── Supplied information
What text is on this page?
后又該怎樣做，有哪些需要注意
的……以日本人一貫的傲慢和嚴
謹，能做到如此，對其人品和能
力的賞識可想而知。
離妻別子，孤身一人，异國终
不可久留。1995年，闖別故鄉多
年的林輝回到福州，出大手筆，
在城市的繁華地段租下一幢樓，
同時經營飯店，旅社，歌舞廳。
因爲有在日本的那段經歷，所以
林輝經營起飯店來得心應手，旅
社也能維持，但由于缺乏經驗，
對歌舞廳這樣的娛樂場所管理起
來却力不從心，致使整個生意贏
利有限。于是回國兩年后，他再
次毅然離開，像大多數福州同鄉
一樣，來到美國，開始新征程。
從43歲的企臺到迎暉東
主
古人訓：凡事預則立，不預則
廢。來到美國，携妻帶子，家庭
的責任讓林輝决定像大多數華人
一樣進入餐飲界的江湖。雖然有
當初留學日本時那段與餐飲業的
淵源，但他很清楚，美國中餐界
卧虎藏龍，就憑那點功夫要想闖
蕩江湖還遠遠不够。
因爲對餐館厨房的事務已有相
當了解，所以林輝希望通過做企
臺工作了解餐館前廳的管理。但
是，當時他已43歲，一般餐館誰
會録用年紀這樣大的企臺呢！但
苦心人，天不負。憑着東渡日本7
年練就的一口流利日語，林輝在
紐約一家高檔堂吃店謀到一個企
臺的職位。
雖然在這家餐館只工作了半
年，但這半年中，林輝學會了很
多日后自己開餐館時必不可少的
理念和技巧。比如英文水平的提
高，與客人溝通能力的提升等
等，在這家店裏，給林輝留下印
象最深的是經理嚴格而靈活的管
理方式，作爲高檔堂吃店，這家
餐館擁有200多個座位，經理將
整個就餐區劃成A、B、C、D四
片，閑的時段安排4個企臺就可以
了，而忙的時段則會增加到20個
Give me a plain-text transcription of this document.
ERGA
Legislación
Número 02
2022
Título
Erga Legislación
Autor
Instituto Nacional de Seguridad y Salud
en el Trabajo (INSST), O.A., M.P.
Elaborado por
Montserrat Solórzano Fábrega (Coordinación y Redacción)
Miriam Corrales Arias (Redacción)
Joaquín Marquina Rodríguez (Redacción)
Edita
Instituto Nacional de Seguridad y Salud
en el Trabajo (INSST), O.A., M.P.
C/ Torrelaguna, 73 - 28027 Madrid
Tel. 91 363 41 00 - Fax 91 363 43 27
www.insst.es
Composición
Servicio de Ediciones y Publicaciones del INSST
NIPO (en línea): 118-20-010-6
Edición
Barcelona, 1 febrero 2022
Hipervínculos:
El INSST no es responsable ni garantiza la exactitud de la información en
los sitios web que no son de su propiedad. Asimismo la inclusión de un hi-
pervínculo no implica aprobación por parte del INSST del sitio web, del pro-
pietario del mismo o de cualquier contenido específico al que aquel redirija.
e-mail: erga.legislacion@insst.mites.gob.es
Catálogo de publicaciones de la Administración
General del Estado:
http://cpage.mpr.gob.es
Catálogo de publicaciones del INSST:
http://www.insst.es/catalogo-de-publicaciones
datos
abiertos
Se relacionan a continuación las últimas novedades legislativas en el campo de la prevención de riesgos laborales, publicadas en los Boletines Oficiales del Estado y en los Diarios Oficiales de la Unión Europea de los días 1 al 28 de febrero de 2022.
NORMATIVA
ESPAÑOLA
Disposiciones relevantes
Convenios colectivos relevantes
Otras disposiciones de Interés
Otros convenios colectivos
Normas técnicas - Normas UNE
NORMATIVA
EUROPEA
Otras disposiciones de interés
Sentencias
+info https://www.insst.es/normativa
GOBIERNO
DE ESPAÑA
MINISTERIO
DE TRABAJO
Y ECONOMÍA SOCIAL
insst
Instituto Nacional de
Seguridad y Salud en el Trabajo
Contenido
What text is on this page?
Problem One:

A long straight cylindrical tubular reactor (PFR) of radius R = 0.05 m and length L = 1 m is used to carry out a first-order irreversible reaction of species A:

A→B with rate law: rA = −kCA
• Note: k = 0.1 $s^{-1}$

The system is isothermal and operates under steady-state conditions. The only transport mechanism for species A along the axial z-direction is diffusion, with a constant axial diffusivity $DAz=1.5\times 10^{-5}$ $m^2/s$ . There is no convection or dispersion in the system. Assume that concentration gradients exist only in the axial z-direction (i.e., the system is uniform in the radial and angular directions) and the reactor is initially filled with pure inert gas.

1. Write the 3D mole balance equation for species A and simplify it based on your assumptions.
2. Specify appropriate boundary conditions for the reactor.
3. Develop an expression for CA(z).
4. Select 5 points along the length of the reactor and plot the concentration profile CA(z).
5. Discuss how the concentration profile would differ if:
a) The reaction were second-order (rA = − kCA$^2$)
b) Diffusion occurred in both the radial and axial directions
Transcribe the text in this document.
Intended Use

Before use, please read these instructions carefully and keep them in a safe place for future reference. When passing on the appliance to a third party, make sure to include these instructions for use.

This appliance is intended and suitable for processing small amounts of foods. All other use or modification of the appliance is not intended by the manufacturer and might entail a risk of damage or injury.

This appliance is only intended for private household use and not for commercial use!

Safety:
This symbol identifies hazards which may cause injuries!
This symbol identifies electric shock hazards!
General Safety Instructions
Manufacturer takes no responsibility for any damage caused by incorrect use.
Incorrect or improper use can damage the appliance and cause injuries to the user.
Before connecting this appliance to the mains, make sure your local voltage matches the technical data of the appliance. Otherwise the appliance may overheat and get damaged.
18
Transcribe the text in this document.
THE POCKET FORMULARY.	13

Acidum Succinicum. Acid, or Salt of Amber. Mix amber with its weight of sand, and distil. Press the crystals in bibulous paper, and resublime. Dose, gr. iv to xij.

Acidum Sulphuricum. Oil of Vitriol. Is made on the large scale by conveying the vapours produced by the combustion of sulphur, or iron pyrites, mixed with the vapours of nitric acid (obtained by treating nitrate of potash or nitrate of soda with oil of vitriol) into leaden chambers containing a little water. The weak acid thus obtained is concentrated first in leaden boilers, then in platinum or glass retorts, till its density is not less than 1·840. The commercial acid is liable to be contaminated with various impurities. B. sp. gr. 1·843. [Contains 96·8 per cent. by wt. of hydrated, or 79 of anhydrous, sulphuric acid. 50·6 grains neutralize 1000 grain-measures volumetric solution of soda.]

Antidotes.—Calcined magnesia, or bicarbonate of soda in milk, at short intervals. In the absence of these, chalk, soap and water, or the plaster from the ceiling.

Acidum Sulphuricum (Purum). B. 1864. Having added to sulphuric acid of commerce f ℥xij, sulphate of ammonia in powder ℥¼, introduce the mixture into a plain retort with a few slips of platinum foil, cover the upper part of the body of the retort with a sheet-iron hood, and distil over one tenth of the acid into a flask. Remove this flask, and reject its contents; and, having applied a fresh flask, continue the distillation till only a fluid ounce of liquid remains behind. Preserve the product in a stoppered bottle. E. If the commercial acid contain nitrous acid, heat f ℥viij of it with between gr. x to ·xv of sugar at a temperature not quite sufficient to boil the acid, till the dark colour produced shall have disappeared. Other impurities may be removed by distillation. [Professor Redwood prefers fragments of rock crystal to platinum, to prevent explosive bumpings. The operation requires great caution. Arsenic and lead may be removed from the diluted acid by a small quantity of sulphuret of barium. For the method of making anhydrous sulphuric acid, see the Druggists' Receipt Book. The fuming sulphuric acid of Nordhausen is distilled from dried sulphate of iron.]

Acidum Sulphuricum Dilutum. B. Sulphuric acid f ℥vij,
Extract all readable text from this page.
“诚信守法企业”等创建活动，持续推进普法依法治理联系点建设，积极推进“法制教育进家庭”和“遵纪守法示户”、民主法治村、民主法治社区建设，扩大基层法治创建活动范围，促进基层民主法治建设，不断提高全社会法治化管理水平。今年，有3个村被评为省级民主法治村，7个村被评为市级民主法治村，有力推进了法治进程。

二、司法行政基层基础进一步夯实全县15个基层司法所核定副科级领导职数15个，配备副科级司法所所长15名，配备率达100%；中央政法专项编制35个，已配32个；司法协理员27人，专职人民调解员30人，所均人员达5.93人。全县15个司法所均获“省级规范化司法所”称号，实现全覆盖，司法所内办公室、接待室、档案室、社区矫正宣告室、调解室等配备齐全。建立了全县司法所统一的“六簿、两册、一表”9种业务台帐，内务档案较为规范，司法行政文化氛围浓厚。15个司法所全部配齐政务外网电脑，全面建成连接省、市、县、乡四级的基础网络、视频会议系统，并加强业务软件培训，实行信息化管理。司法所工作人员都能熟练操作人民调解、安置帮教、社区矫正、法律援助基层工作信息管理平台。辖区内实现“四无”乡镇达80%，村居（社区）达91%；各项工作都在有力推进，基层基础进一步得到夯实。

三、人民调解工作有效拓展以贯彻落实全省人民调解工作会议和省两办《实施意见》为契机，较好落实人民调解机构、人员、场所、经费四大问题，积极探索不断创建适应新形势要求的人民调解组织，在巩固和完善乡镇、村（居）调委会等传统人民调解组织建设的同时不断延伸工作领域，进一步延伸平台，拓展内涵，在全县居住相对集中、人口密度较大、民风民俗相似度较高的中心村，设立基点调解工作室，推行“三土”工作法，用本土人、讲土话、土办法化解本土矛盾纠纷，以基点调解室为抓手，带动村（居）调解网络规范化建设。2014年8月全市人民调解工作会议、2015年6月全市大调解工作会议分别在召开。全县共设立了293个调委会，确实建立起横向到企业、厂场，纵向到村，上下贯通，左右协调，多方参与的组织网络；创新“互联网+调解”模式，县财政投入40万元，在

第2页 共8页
────
- _Your objective_: Every line holding "General" should be copied out.

- _Response to the task_:
General del Estado:
General Safety Instructions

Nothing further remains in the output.